··· Task data
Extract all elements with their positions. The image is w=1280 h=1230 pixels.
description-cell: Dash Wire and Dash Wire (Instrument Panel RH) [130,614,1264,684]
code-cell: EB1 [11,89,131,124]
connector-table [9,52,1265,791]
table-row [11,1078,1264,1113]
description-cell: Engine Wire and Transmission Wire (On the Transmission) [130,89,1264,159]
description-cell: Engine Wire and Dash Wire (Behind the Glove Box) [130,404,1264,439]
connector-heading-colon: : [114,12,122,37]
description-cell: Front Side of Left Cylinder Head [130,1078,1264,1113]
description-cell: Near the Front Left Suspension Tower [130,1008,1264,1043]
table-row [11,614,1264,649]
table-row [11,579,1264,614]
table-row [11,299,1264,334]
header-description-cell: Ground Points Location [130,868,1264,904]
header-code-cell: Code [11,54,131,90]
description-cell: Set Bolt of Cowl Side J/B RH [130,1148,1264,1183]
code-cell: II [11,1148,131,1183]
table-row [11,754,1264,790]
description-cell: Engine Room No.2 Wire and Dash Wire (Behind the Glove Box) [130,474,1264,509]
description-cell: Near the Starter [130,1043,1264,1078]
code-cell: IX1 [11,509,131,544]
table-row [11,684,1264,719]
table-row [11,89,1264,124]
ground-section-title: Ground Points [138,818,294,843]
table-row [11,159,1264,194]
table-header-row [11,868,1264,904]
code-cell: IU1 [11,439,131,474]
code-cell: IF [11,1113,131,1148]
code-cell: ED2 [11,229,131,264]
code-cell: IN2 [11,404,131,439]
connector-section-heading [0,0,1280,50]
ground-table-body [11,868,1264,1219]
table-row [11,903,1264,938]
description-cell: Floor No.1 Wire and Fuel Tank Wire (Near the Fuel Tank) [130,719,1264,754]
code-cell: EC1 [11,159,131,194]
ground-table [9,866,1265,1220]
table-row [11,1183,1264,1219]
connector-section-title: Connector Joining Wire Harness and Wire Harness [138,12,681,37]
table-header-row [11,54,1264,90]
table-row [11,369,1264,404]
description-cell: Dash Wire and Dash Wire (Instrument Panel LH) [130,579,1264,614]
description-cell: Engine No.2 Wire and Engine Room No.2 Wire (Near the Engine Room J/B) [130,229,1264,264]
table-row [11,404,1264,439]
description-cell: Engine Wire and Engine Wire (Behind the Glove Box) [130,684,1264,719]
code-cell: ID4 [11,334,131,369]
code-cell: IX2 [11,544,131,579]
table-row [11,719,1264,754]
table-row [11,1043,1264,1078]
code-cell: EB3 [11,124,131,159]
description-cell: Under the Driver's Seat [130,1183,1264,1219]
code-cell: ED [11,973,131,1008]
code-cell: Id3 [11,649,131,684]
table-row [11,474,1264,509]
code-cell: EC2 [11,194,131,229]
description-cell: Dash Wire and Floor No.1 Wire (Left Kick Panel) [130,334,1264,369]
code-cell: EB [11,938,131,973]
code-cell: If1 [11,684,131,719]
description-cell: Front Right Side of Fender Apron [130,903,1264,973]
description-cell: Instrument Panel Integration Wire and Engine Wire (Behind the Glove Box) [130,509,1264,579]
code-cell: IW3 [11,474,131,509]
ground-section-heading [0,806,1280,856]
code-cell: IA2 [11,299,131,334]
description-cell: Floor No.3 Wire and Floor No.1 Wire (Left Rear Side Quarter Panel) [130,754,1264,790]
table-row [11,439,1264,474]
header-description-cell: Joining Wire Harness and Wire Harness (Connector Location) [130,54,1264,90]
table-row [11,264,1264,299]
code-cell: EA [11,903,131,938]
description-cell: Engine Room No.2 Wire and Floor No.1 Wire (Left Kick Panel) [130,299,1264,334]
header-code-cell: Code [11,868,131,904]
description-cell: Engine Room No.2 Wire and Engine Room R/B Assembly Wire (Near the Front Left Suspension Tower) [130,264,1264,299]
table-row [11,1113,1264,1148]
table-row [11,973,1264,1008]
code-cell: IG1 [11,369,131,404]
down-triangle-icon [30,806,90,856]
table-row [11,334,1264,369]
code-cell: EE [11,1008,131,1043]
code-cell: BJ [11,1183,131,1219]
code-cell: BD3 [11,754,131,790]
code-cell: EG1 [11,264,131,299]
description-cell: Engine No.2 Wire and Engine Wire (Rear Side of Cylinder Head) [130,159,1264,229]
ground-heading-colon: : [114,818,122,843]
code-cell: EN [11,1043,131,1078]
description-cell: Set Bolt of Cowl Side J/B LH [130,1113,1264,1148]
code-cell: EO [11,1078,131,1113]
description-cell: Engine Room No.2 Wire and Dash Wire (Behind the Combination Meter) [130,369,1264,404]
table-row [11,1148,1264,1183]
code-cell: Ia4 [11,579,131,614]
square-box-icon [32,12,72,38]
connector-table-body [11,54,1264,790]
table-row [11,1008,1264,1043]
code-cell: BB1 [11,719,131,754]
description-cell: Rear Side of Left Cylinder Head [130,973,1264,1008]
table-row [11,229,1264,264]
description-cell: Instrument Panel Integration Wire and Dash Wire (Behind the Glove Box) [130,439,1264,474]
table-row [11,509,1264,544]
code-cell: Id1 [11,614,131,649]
······
### What the task requires
Convert every line of the material above into a JSON list of strings, one string per line, with blank lines omitted.

### Response below
[
  "Extract all elements with their positions. The image is w=1280 h=1230 pixels.",
  "description-cell: Dash Wire and Dash Wire (Instrument Panel RH) [130,614,1264,684]",
  "code-cell: EB1 [11,89,131,124]",
  "connector-table [9,52,1265,791]",
  "table-row [11,1078,1264,1113]",
  "description-cell: Engine Wire and Transmission Wire (On the Transmission) [130,89,1264,159]",
  "description-cell: Engine Wire and Dash Wire (Behind the Glove Box) [130,404,1264,439]",
  "connector-heading-colon: : [114,12,122,37]",
  "description-cell: Front Side of Left Cylinder Head [130,1078,1264,1113]",
  "description-cell: Near the Front Left Suspension Tower [130,1008,1264,1043]",
  "table-row [11,614,1264,649]",
  "table-row [11,579,1264,614]",
  "table-row [11,299,1264,334]",
  "header-description-cell: Ground Points Location [130,868,1264,904]",
  "header-code-cell: Code [11,54,131,90]",
  "description-cell: Set Bolt of Cowl Side J/B RH [130,1148,1264,1183]",
  "code-cell: II [11,1148,131,1183]",
  "table-row [11,754,1264,790]",
  "description-cell: Engine Room No.2 Wire and Dash Wire (Behind the Glove Box) [130,474,1264,509]",
  "description-cell: Near the Starter [130,1043,1264,1078]",
  "code-cell: IX1 [11,509,131,544]",
  "table-row [11,684,1264,719]",
  "table-row [11,89,1264,124]",
  "ground-section-title: Ground Points [138,818,294,843]",
  "table-row [11,159,1264,194]",
  "table-header-row [11,868,1264,904]",
  "code-cell: IU1 [11,439,131,474]",
  "code-cell: IF [11,1113,131,1148]",
  "code-cell: ED2 [11,229,131,264]",
  "code-cell: IN2 [11,404,131,439]",
  "connector-section-heading [0,0,1280,50]",
  "ground-table-body [11,868,1264,1219]",
  "table-row [11,903,1264,938]",
  "description-cell: Floor No.1 Wire and Fuel Tank Wire (Near the Fuel Tank) [130,719,1264,754]",
  "code-cell: EC1 [11,159,131,194]",
  "ground-table [9,866,1265,1220]",
  "table-row [11,1183,1264,1219]",
  "connector-section-title: Connector Joining Wire Harness and Wire Harness [138,12,681,37]",
  "table-header-row [11,54,1264,90]",
  "table-row [11,369,1264,404]",
  "description-cell: Dash Wire and Dash Wire (Instrument Panel LH) [130,579,1264,614]",
  "description-cell: Engine No.2 Wire and Engine Room No.2 Wire (Near the Engine Room J/B) [130,229,1264,264]",
  "table-row [11,404,1264,439]",
  "description-cell: Engine Wire and Engine Wire (Behind the Glove Box) [130,684,1264,719]",
  "code-cell: ID4 [11,334,131,369]",
  "code-cell: IX2 [11,544,131,579]",
  "table-row [11,719,1264,754]",
  "table-row [11,1043,1264,1078]",
  "code-cell: EB3 [11,124,131,159]",
  "description-cell: Under the Driver's Seat [130,1183,1264,1219]",
  "code-cell: ED [11,973,131,1008]",
  "code-cell: Id3 [11,649,131,684]",
  "table-row [11,474,1264,509]",
  "code-cell: EC2 [11,194,131,229]",
  "description-cell: Dash Wire and Floor No.1 Wire (Left Kick Panel) [130,334,1264,369]",
  "code-cell: EB [11,938,131,973]",
  "code-cell: If1 [11,684,131,719]",
  "description-cell: Front Right Side of Fender Apron [130,903,1264,973]",
  "description-cell: Instrument Panel Integration Wire and Engine Wire (Behind the Glove Box) [130,509,1264,579]",
  "code-cell: IW3 [11,474,131,509]",
  "ground-section-heading [0,806,1280,856]",
  "code-cell: IA2 [11,299,131,334]",
  "description-cell: Floor No.3 Wire and Floor No.1 Wire (Left Rear Side Quarter Panel) [130,754,1264,790]",
  "table-row [11,439,1264,474]",
  "header-description-cell: Joining Wire Harness and Wire Harness (Connector Location) [130,54,1264,90]",
  "table-row [11,264,1264,299]",
  "code-cell: EA [11,903,131,938]",
  "description-cell: Engine Room No.2 Wire and Floor No.1 Wire (Left Kick Panel) [130,299,1264,334]",
  "header-code-cell: Code [11,868,131,904]",
  "description-cell: Engine Room No.2 Wire and Engine Room R/B Assembly Wire (Near the Front Left Suspension Tower) [130,264,1264,299]",
  "table-row [11,1113,1264,1148]",
  "table-row [11,973,1264,1008]",
  "code-cell: IG1 [11,369,131,404]",
  "down-triangle-icon [30,806,90,856]",
  "table-row [11,334,1264,369]",
  "code-cell: EE [11,1008,131,1043]",
  "code-cell: BJ [11,1183,131,1219]",
  "code-cell: BD3 [11,754,131,790]",
  "code-cell: EG1 [11,264,131,299]",
  "description-cell: Engine No.2 Wire and Engine Wire (Rear Side of Cylinder Head) [130,159,1264,229]",
  "ground-heading-colon: : [114,818,122,843]",
  "code-cell: EN [11,1043,131,1078]",
  "description-cell: Set Bolt of Cowl Side J/B LH [130,1113,1264,1148]",
  "code-cell: EO [11,1078,131,1113]",
  "description-cell: Engine Room No.2 Wire and Dash Wire (Behind the Combination Meter) [130,369,1264,404]",
  "table-row [11,1148,1264,1183]",
  "code-cell: Ia4 [11,579,131,614]",
  "square-box-icon [32,12,72,38]",
  "connector-table-body [11,54,1264,790]",
  "table-row [11,1008,1264,1043]",
  "code-cell: BB1 [11,719,131,754]",
  "description-cell: Rear Side of Left Cylinder Head [130,973,1264,1008]",
  "table-row [11,229,1264,264]",
  "description-cell: Instrument Panel Integration Wire and Dash Wire (Behind the Glove Box) [130,439,1264,474]",
  "table-row [11,509,1264,544]",
  "code-cell: Id1 [11,614,131,649]"
]